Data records
• • • •

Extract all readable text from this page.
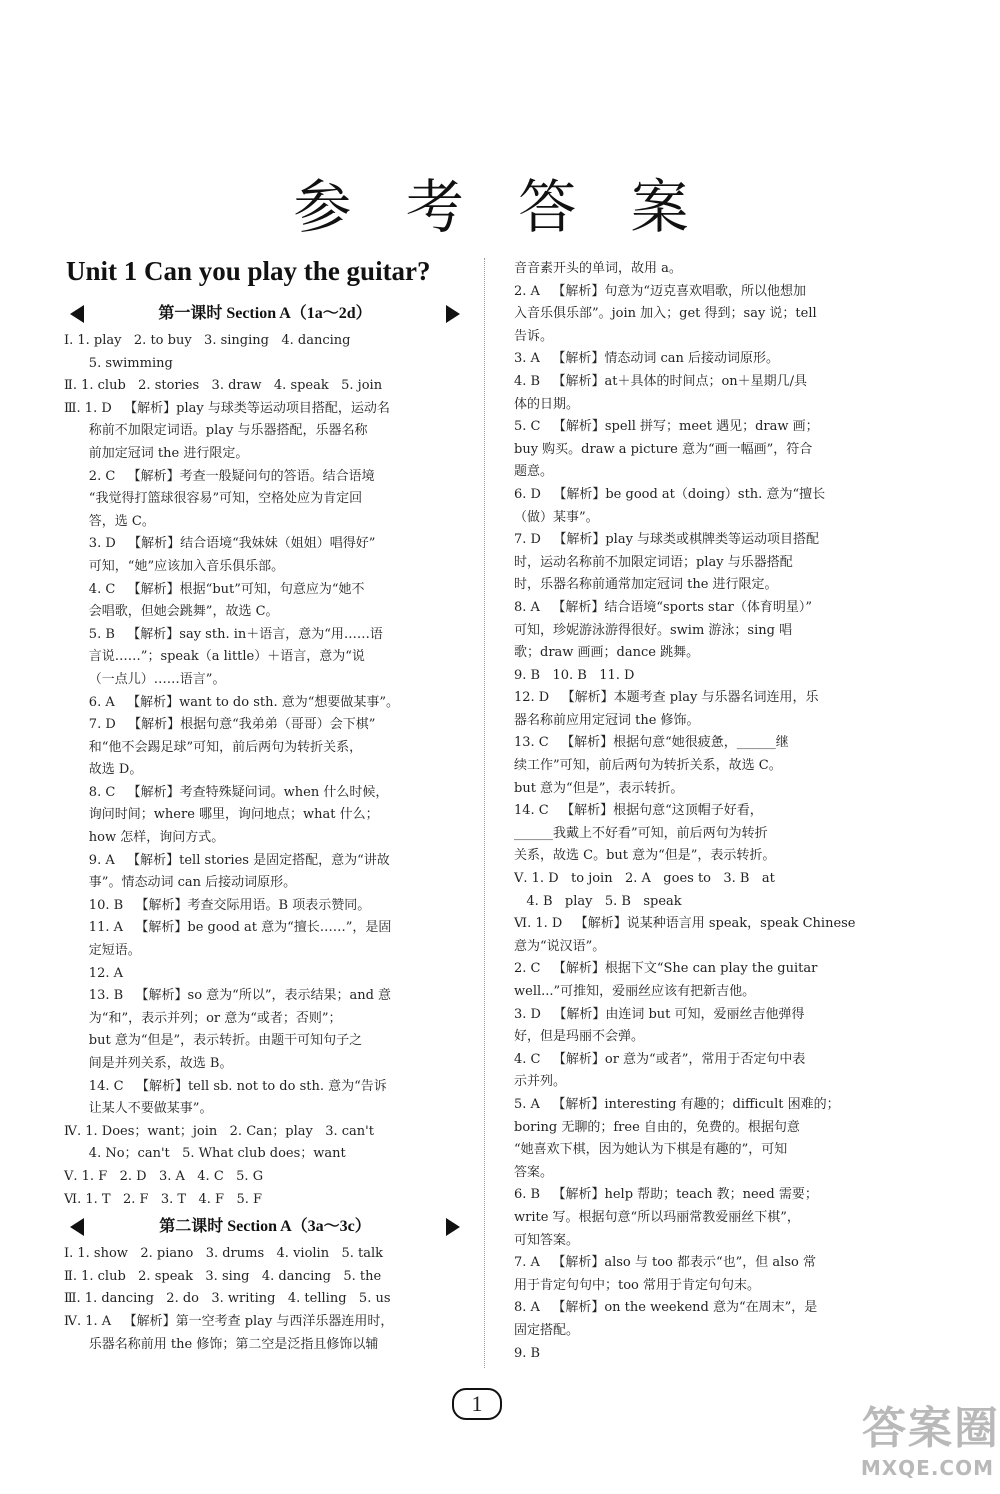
参 考 答 案
Unit 1 Can you play the guitar?
第一课时 Section A（1a～2d）
Ⅰ. 1. play   2. to buy   3. singing   4. dancing
5. swimming
Ⅱ. 1. club   2. stories   3. draw   4. speak   5. join
Ⅲ. 1. D   【解析】play 与球类等运动项目搭配，运动名
称前不加限定词语。play 与乐器搭配，乐器名称
前加定冠词 the 进行限定。
2. C   【解析】考查一般疑问句的答语。结合语境
“我觉得打篮球很容易”可知，空格处应为肯定回
答，选 C。
3. D   【解析】结合语境“我妹妹（姐姐）唱得好”
可知，“她”应该加入音乐俱乐部。
4. C   【解析】根据“but”可知，句意应为“她不
会唱歌，但她会跳舞”，故选 C。
5. B   【解析】say sth. in＋语言，意为“用……语
言说……”；speak（a little）＋语言，意为“说
（一点儿）……语言”。
6. A   【解析】want to do sth. 意为“想要做某事”。
7. D   【解析】根据句意“我弟弟（哥哥）会下棋”
和“他不会踢足球”可知，前后两句为转折关系，
故选 D。
8. C   【解析】考查特殊疑问词。when 什么时候，
询问时间；where 哪里，询问地点；what 什么；
how 怎样，询问方式。
9. A   【解析】tell stories 是固定搭配，意为“讲故
事”。情态动词 can 后接动词原形。
10. B   【解析】考查交际用语。B 项表示赞同。
11. A   【解析】be good at 意为“擅长……”，是固
定短语。
12. A
13. B   【解析】so 意为“所以”，表示结果；and 意
为“和”，表示并列；or 意为“或者；否则”；
but 意为“但是”，表示转折。由题干可知句子之
间是并列关系，故选 B。
14. C   【解析】tell sb. not to do sth. 意为“告诉
让某人不要做某事”。
Ⅳ. 1. Does；want；join   2. Can；play   3. can't
4. No；can't   5. What club does；want
Ⅴ. 1. F   2. D   3. A   4. C   5. G
Ⅵ. 1. T   2. F   3. T   4. F   5. F
第二课时 Section A（3a～3c）
Ⅰ. 1. show   2. piano   3. drums   4. violin   5. talk
Ⅱ. 1. club   2. speak   3. sing   4. dancing   5. the
Ⅲ. 1. dancing   2. do   3. writing   4. telling   5. us
Ⅳ. 1. A   【解析】第一空考查 play 与西洋乐器连用时，
乐器名称前用 the 修饰；第二空是泛指且修饰以辅
音音素开头的单词，故用 a。
2. A   【解析】句意为“迈克喜欢唱歌，所以他想加
入音乐俱乐部”。join 加入；get 得到；say 说；tell
告诉。
3. A   【解析】情态动词 can 后接动词原形。
4. B   【解析】at＋具体的时间点；on＋星期几/具
体的日期。
5. C   【解析】spell 拼写；meet 遇见；draw 画；
buy 购买。draw a picture 意为“画一幅画”，符合
题意。
6. D   【解析】be good at（doing）sth. 意为“擅长
（做）某事”。
7. D   【解析】play 与球类或棋牌类等运动项目搭配
时，运动名称前不加限定词语；play 与乐器搭配
时，乐器名称前通常加定冠词 the 进行限定。
8. A   【解析】结合语境“sports star（体育明星）”
可知，珍妮游泳游得很好。swim 游泳；sing 唱
歌；draw 画画；dance 跳舞。
9. B   10. B   11. D
12. D   【解析】本题考查 play 与乐器名词连用，乐
器名称前应用定冠词 the 修饰。
13. C   【解析】根据句意“她很疲惫，______继
续工作”可知，前后两句为转折关系，故选 C。
but 意为“但是”，表示转折。
14. C   【解析】根据句意“这顶帽子好看，
______我戴上不好看”可知，前后两句为转折
关系，故选 C。but 意为“但是”，表示转折。
Ⅴ. 1. D   to join   2. A   goes to   3. B   at
4. B   play   5. B   speak
Ⅵ. 1. D   【解析】说某种语言用 speak，speak Chinese
意为“说汉语”。
2. C   【解析】根据下文“She can play the guitar
well...”可推知，爱丽丝应该有把新吉他。
3. D   【解析】由连词 but 可知，爱丽丝吉他弹得
好，但是玛丽不会弹。
4. C   【解析】or 意为“或者”，常用于否定句中表
示并列。
5. A   【解析】interesting 有趣的；difficult 困难的；
boring 无聊的；free 自由的，免费的。根据句意
“她喜欢下棋，因为她认为下棋是有趣的”，可知
答案。
6. B   【解析】help 帮助；teach 教；need 需要；
write 写。根据句意“所以玛丽常教爱丽丝下棋”，
可知答案。
7. A   【解析】also 与 too 都表示“也”，但 also 常
用于肯定句句中；too 常用于肯定句句末。
8. A   【解析】on the weekend 意为“在周末”，是
固定搭配。
9. B
1	答案圈
MXQE.COM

• • • •

BRIEF: Each line in the listing above that contains "结合语境" should be copied.

SOLVED PROBLEM:
2. C   【解析】考查一般疑问句的答语。结合语境
3. D   【解析】结合语境“我妹妹（姐姐）唱得好”
8. A   【解析】结合语境“sports star（体育明星）”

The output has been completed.